§ **ROWS**:
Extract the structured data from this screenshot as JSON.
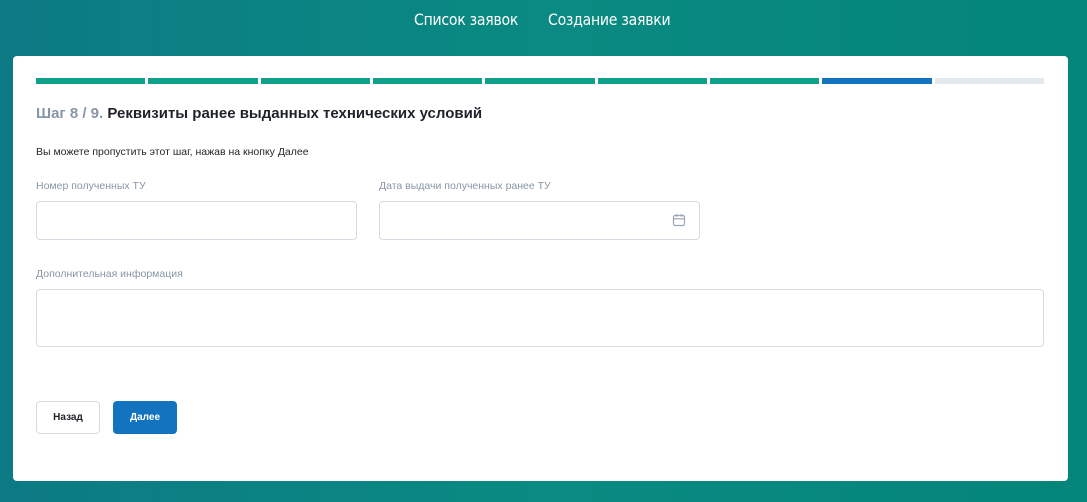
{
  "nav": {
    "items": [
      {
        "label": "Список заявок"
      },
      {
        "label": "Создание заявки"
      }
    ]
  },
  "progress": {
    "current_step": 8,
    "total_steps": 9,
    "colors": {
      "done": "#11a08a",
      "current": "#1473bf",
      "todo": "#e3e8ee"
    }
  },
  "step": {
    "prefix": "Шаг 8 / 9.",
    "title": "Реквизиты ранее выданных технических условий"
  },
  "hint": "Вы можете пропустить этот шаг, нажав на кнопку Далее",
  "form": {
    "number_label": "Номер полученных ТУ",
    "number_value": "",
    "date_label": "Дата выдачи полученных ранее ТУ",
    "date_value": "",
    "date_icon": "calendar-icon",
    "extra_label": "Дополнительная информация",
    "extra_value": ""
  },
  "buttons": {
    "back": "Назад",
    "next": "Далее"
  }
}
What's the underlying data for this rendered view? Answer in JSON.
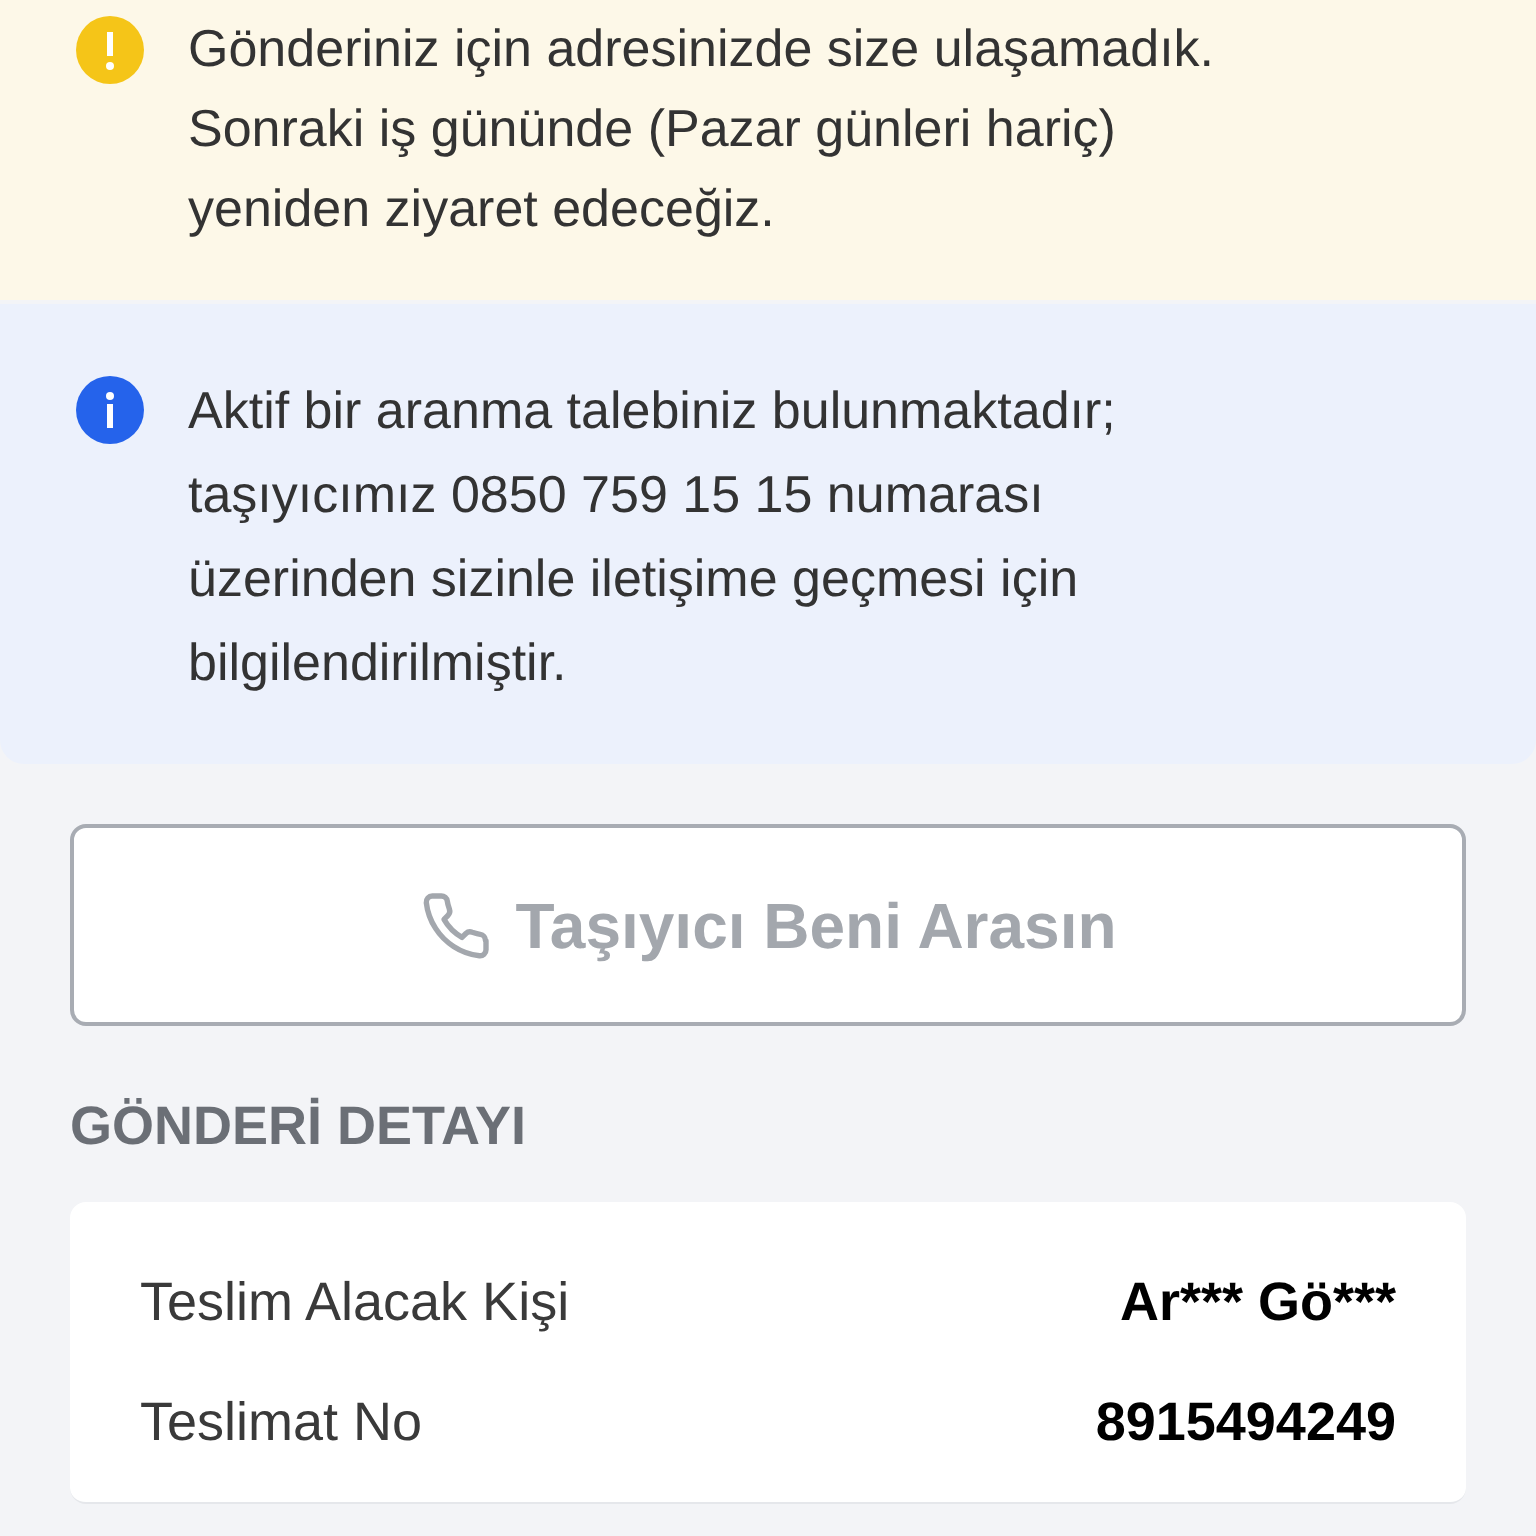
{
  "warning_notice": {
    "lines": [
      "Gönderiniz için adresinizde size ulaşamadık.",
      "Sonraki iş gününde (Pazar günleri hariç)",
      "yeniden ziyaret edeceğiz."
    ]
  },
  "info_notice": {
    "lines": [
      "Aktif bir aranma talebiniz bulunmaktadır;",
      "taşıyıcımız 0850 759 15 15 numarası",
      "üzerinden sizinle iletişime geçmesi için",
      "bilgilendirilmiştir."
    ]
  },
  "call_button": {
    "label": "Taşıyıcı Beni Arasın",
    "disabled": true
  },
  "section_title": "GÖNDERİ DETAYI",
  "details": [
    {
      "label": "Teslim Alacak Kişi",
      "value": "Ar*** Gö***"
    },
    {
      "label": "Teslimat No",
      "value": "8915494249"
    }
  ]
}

§ **THE REQUEST**: Show every line where the string "this" appears.

§ **COMPLETE OUTPUT**:
Extract the structured data from this screenshot as JSON.
What's the underlying data for this rendered view? Answer in JSON.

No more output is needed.